Dataset excerpt
^^^^
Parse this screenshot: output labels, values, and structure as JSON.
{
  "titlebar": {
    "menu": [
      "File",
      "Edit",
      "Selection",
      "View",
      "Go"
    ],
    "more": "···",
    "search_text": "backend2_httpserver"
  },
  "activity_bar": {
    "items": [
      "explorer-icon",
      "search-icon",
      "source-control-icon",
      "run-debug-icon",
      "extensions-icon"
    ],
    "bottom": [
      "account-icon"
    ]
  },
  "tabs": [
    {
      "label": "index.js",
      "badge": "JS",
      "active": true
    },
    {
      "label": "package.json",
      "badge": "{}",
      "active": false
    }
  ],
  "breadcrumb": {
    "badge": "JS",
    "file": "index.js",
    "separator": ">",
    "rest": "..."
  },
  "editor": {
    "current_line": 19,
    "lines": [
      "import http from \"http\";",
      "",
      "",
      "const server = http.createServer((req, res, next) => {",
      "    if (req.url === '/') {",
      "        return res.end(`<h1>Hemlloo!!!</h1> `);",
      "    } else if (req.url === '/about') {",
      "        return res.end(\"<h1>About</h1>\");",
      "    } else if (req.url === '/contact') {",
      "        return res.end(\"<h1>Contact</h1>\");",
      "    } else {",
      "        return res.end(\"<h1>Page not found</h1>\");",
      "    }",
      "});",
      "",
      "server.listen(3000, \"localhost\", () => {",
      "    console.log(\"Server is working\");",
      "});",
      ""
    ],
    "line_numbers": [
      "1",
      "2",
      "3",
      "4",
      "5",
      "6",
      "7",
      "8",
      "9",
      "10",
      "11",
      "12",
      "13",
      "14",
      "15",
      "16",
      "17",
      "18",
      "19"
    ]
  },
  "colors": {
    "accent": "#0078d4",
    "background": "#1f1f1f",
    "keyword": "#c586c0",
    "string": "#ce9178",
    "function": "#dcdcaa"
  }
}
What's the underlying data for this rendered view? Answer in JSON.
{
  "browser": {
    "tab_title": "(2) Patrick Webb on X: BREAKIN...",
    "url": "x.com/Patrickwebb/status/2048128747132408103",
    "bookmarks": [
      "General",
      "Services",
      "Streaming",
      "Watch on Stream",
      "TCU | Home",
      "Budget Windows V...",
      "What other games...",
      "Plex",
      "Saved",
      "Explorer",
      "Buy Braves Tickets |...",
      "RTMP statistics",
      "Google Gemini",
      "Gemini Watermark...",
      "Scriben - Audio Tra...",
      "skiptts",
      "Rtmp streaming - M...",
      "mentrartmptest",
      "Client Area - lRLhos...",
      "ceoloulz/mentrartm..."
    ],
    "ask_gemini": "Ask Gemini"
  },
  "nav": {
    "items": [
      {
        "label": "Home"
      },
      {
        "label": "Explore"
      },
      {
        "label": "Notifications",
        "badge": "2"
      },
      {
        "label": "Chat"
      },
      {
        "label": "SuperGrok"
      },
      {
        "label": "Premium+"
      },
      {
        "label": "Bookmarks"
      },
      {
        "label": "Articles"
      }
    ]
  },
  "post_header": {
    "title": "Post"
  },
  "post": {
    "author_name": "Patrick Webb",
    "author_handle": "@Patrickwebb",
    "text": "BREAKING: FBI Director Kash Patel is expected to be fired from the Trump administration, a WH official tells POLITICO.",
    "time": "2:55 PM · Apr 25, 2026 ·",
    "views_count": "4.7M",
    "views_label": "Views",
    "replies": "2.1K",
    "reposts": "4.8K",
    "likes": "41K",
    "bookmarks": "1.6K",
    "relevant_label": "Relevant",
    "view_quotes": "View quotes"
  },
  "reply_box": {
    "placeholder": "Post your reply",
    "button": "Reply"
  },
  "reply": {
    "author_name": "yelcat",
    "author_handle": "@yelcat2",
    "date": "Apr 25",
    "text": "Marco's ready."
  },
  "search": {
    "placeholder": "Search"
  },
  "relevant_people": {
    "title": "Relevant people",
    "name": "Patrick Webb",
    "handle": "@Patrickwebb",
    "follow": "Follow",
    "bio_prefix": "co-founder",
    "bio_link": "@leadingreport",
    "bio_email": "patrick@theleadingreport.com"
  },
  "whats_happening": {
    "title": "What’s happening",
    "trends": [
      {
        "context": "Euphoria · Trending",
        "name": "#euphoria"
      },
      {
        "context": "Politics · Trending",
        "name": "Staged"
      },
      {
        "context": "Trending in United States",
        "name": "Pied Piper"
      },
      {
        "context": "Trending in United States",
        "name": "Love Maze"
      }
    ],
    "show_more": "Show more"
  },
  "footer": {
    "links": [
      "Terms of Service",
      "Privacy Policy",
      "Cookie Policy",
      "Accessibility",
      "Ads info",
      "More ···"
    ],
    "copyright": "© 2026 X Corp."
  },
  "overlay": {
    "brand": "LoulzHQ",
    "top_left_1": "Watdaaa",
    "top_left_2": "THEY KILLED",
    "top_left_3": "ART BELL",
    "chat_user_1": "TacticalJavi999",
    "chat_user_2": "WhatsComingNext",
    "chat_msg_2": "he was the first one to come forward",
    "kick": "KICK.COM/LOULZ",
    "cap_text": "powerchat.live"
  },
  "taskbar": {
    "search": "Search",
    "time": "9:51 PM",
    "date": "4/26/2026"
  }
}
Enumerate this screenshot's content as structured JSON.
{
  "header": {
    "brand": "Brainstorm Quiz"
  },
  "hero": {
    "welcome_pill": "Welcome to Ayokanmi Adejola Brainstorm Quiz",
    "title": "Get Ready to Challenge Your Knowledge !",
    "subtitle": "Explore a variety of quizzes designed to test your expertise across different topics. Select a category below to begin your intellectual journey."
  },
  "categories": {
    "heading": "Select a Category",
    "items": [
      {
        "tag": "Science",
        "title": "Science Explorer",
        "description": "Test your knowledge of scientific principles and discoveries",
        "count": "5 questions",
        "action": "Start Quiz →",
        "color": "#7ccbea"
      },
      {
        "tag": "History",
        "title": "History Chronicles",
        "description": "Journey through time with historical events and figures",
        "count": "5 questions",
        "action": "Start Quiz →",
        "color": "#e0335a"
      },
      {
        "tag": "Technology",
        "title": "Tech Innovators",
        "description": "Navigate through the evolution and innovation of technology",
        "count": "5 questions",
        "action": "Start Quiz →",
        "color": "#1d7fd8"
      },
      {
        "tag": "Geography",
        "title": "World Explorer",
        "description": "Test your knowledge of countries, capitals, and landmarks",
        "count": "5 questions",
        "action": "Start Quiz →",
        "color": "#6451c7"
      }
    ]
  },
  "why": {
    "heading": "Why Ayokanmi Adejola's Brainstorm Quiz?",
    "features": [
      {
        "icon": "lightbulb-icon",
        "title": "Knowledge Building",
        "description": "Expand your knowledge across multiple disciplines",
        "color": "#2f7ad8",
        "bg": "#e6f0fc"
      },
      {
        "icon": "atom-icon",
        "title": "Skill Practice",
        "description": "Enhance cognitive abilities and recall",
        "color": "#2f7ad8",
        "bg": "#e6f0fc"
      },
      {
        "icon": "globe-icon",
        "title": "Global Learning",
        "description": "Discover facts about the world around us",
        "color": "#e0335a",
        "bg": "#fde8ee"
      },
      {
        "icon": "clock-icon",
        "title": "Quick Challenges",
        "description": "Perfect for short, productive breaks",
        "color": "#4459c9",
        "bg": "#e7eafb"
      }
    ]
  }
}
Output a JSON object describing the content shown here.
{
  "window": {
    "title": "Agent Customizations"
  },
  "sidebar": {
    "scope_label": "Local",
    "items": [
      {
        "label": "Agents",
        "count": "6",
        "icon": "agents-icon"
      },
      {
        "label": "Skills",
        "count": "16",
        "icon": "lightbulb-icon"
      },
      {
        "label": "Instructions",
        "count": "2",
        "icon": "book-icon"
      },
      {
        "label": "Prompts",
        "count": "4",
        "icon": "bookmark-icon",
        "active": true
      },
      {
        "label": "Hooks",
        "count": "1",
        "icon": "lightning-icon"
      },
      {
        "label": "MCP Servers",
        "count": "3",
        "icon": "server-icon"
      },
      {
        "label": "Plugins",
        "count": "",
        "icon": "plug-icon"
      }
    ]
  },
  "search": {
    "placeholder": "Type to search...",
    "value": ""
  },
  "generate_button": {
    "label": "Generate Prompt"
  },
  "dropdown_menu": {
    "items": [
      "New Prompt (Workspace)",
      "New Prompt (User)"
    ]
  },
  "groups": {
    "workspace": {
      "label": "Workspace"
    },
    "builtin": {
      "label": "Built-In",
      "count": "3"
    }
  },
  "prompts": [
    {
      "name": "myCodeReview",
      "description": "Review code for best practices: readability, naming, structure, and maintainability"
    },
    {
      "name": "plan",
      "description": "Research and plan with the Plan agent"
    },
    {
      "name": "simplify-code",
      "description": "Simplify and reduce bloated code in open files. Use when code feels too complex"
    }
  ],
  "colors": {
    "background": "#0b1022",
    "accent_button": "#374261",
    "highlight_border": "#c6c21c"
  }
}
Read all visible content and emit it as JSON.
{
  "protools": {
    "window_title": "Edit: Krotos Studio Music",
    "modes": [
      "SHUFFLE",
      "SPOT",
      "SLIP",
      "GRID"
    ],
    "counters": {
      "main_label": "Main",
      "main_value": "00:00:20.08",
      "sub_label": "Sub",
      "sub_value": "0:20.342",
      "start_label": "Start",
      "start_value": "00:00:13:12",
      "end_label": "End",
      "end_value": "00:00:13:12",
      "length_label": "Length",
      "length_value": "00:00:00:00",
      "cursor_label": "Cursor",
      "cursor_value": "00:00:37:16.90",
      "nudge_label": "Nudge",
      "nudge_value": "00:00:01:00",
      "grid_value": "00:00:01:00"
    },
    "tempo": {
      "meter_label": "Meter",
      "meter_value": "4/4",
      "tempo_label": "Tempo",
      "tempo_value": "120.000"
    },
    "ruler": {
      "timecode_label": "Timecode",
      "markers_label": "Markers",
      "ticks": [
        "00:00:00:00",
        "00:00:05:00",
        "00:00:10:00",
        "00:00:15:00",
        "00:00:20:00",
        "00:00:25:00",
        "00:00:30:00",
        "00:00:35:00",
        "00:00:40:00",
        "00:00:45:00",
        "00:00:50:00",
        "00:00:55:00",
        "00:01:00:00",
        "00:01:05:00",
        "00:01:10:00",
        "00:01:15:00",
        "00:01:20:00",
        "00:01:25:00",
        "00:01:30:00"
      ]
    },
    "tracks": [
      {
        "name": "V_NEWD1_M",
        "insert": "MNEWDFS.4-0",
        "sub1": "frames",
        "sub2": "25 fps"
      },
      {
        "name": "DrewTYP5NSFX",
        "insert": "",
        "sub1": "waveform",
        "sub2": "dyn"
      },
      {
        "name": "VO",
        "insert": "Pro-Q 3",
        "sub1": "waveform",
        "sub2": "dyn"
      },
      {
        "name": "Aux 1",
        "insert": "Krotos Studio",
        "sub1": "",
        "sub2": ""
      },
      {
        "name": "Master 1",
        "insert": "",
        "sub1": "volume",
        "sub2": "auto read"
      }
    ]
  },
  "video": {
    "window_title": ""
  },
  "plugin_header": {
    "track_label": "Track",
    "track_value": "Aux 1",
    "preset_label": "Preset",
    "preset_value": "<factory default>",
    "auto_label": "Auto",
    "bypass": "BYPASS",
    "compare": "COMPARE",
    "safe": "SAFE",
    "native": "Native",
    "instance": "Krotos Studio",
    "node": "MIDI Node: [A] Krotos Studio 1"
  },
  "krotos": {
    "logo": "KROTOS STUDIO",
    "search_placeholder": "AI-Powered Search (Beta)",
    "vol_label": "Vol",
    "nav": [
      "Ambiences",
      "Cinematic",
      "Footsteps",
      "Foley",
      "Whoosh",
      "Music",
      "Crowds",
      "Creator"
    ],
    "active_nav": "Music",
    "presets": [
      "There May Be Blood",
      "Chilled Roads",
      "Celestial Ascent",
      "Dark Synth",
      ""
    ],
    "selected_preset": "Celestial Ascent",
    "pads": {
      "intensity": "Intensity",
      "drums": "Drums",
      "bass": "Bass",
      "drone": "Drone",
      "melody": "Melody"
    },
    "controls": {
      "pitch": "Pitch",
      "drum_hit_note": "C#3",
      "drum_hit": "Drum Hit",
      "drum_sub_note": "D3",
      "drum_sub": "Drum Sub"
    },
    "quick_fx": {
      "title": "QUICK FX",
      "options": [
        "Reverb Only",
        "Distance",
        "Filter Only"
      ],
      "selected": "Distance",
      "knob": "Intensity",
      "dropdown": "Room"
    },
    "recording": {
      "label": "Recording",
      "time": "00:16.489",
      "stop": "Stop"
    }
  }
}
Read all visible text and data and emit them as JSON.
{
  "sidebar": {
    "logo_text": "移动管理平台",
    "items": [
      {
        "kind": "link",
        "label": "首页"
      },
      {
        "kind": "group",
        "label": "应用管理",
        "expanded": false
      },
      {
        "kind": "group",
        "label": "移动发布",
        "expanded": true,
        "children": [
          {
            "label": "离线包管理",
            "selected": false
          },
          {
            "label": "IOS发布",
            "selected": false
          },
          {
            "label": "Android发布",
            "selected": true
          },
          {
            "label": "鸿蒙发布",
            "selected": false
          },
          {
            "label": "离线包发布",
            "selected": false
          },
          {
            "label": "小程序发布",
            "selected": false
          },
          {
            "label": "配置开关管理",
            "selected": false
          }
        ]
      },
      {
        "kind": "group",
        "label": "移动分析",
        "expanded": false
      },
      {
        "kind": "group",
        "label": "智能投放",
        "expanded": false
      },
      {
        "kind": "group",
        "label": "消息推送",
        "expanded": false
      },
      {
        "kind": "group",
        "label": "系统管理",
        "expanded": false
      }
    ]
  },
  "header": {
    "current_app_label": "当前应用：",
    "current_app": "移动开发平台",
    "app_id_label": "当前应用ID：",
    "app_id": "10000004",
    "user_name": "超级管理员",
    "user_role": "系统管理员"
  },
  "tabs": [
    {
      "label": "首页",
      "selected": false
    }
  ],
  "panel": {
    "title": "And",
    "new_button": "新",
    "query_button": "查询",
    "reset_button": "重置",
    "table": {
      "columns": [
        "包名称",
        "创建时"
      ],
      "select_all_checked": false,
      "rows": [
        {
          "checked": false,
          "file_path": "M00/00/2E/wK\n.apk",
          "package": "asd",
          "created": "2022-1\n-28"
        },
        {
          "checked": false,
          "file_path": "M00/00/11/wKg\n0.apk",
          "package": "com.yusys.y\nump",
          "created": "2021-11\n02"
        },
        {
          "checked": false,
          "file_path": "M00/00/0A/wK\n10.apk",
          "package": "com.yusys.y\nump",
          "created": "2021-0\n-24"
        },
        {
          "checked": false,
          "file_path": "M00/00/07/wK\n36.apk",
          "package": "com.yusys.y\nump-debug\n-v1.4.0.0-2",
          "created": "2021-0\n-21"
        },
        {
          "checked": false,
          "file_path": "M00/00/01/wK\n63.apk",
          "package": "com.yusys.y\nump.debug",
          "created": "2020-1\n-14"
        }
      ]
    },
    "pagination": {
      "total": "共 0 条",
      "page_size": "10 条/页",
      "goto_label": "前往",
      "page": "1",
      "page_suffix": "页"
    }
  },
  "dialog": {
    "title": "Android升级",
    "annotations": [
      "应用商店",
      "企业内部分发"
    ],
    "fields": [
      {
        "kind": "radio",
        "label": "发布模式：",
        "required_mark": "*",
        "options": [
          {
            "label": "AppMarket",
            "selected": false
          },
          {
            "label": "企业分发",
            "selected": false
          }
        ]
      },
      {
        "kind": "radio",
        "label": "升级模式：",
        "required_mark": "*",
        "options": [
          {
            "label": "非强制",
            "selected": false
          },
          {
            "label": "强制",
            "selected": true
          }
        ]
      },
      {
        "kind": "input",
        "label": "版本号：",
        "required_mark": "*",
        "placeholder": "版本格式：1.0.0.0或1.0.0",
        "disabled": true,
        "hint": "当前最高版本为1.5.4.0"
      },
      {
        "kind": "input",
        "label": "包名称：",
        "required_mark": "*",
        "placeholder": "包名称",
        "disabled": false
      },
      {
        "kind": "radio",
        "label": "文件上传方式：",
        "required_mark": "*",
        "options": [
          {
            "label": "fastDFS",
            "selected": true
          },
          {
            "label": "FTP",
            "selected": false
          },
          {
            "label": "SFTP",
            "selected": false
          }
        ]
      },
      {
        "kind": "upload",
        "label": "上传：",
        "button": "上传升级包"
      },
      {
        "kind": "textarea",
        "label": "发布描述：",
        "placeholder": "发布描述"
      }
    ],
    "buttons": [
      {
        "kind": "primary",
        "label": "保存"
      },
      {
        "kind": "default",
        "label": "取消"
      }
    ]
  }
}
^^^^
▸ **GIVEN INSTRUCTION**
Scan the entries above. Copy each line that has the string "context".

▸ **THE ANSWER**
        "context": "Euphoria · Trending",
        "context": "Politics · Trending",
        "context": "Trending in United States",
        "context": "Trending in United States",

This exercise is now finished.